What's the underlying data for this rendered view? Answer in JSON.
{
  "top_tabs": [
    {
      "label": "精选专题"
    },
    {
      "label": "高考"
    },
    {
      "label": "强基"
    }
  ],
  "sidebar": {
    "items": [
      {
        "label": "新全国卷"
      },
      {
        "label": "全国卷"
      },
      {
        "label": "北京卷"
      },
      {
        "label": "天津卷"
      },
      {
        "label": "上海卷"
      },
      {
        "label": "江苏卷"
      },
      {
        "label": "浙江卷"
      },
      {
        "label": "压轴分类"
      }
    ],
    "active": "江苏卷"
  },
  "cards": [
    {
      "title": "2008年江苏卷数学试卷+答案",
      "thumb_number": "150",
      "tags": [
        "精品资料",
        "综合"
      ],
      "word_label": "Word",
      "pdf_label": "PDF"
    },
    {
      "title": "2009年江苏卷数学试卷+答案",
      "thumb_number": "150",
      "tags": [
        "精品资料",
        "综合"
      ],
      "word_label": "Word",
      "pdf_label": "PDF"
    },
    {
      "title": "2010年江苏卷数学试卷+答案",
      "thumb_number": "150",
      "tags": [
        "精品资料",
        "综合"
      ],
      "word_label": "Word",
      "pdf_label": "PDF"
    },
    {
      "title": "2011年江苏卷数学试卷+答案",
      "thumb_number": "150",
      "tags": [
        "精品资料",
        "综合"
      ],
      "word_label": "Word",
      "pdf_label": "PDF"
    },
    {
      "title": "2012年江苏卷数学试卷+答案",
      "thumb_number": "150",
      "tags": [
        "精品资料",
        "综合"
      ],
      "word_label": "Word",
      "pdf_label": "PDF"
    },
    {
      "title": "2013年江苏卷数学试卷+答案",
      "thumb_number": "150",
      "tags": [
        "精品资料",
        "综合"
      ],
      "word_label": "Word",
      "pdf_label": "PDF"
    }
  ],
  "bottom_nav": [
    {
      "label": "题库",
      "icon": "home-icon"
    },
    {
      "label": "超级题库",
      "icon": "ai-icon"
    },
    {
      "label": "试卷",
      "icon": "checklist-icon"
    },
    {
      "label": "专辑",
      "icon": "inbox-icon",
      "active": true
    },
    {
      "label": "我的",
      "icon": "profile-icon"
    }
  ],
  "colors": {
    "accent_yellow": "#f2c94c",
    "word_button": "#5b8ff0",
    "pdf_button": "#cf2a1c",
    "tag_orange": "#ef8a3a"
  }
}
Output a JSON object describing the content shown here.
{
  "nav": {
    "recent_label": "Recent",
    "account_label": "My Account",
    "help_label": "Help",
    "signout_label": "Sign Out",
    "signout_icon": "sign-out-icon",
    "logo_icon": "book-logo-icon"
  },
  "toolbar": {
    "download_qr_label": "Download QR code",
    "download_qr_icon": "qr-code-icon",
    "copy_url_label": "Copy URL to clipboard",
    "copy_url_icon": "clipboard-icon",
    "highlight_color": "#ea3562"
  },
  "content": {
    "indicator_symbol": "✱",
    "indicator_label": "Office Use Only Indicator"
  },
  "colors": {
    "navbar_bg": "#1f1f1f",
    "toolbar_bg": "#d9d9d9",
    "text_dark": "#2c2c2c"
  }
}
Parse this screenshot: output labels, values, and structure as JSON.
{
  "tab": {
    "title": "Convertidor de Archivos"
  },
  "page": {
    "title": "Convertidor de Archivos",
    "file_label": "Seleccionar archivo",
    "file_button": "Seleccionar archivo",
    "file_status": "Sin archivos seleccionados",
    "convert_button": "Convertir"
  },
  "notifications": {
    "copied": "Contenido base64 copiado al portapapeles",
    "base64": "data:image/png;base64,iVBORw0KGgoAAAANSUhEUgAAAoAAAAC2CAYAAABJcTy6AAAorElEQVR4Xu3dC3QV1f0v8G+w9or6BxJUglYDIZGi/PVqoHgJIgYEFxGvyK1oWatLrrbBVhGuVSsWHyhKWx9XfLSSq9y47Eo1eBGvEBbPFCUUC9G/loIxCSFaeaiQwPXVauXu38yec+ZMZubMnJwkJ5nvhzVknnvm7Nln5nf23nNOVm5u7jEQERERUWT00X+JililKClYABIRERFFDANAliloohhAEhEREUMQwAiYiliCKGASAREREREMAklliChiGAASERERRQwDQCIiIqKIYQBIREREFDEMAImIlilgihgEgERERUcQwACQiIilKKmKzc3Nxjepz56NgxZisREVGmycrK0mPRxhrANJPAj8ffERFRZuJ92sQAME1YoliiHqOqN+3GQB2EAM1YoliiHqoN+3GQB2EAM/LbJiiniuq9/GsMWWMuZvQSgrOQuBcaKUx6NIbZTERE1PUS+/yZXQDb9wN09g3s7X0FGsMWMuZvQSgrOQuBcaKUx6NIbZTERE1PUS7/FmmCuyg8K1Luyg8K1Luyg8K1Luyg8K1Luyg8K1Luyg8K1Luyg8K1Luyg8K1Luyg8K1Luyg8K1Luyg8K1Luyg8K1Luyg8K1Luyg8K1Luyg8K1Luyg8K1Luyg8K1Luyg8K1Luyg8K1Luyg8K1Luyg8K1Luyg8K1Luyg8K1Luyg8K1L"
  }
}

● ● ● ● ●

▸ **Set problem**:
Reproduce all of the data exactly as given.

▸ **Task solution**:
What's the underlying data for this rendered view? Answer in JSON.
{
  "top_tabs": [
    {
      "label": "精选专题"
    },
    {
      "label": "高考"
    },
    {
      "label": "强基"
    }
  ],
  "sidebar": {
    "items": [
      {
        "label": "新全国卷"
      },
      {
        "label": "全国卷"
      },
      {
        "label": "北京卷"
      },
      {
        "label": "天津卷"
      },
      {
        "label": "上海卷"
      },
      {
        "label": "江苏卷"
      },
      {
        "label": "浙江卷"
      },
      {
        "label": "压轴分类"
      }
    ],
    "active": "江苏卷"
  },
  "cards": [
    {
      "title": "2008年江苏卷数学试卷+答案",
      "thumb_number": "150",
      "tags": [
        "精品资料",
        "综合"
      ],
      "word_label": "Word",
      "pdf_label": "PDF"
    },
    {
      "title": "2009年江苏卷数学试卷+答案",
      "thumb_number": "150",
      "tags": [
        "精品资料",
        "综合"
      ],
      "word_label": "Word",
      "pdf_label": "PDF"
    },
    {
      "title": "2010年江苏卷数学试卷+答案",
      "thumb_number": "150",
      "tags": [
        "精品资料",
        "综合"
      ],
      "word_label": "Word",
      "pdf_label": "PDF"
    },
    {
      "title": "2011年江苏卷数学试卷+答案",
      "thumb_number": "150",
      "tags": [
        "精品资料",
        "综合"
      ],
      "word_label": "Word",
      "pdf_label": "PDF"
    },
    {
      "title": "2012年江苏卷数学试卷+答案",
      "thumb_number": "150",
      "tags": [
        "精品资料",
        "综合"
      ],
      "word_label": "Word",
      "pdf_label": "PDF"
    },
    {
      "title": "2013年江苏卷数学试卷+答案",
      "thumb_number": "150",
      "tags": [
        "精品资料",
        "综合"
      ],
      "word_label": "Word",
      "pdf_label": "PDF"
    }
  ],
  "bottom_nav": [
    {
      "label": "题库",
      "icon": "home-icon"
    },
    {
      "label": "超级题库",
      "icon": "ai-icon"
    },
    {
      "label": "试卷",
      "icon": "checklist-icon"
    },
    {
      "label": "专辑",
      "icon": "inbox-icon",
      "active": true
    },
    {
      "label": "我的",
      "icon": "profile-icon"
    }
  ],
  "colors": {
    "accent_yellow": "#f2c94c",
    "word_button": "#5b8ff0",
    "pdf_button": "#cf2a1c",
    "tag_orange": "#ef8a3a"
  }
}
Output a JSON object describing the content shown here.
{
  "nav": {
    "recent_label": "Recent",
    "account_label": "My Account",
    "help_label": "Help",
    "signout_label": "Sign Out",
    "signout_icon": "sign-out-icon",
    "logo_icon": "book-logo-icon"
  },
  "toolbar": {
    "download_qr_label": "Download QR code",
    "download_qr_icon": "qr-code-icon",
    "copy_url_label": "Copy URL to clipboard",
    "copy_url_icon": "clipboard-icon",
    "highlight_color": "#ea3562"
  },
  "content": {
    "indicator_symbol": "✱",
    "indicator_label": "Office Use Only Indicator"
  },
  "colors": {
    "navbar_bg": "#1f1f1f",
    "toolbar_bg": "#d9d9d9",
    "text_dark": "#2c2c2c"
  }
}
Parse this screenshot: output labels, values, and structure as JSON.
{
  "tab": {
    "title": "Convertidor de Archivos"
  },
  "page": {
    "title": "Convertidor de Archivos",
    "file_label": "Seleccionar archivo",
    "file_button": "Seleccionar archivo",
    "file_status": "Sin archivos seleccionados",
    "convert_button": "Convertir"
  },
  "notifications": {
    "copied": "Contenido base64 copiado al portapapeles",
    "base64": "data:image/png;base64,iVBORw0KGgoAAAANSUhEUgAAAoAAAAC2CAYAAABJcTy6AAAorElEQVR4Xu3dC3QV1f0v8G+w9or6BxJUglYDIZGi/PVqoHgJIgYEFxGvyK1oWatLrrbBVhGuVSsWHyhKWx9XfLSSq9y47Eo1eBGvEBbPFCUUC9G/loIxCSFaeaiQwPXVauXu38yec+ZMZubMnJwkJ5nvhzVknnvm7Nln5nf23nNOVm5u7jEQERERUWT00X+JililKClYABIRERFFDANAliloohhAEhEREUMQwAiYiliCKGASAREREREMAklliChiGAASERERRQwDQCIiIqKIYQBIREREFDEMAImIlilgihgEgERERUcQwACQiIilKKmKzc3Nxjepz56NgxZisREVGmycrK0mPRxhrANJPAj8ffERFRZuJ92sQAME1YoliiHqOqN+3GQB2EAM1YoliiHqoN+3GQB2EAM/LbJiiniuq9/GsMWWMuZvQSgrOQuBcaKUx6NIbZTERE1PUS+/yZXQDb9wN09g3s7X0FGsMWMuZvQSgrOQuBcaKUx6NIbZTERE1PUS7/FmmCuyg8K1Luyg8K1Luyg8K1Luyg8K1Luyg8K1Luyg8K1Luyg8K1Luyg8K1Luyg8K1Luyg8K1Luyg8K1Luyg8K1Luyg8K1Luyg8K1Luyg8K1Luyg8K1Luyg8K1Luyg8K1Luyg8K1Luyg8K1Luyg8K1Luyg8K1Luyg8K1Luyg8K1L"
  }
}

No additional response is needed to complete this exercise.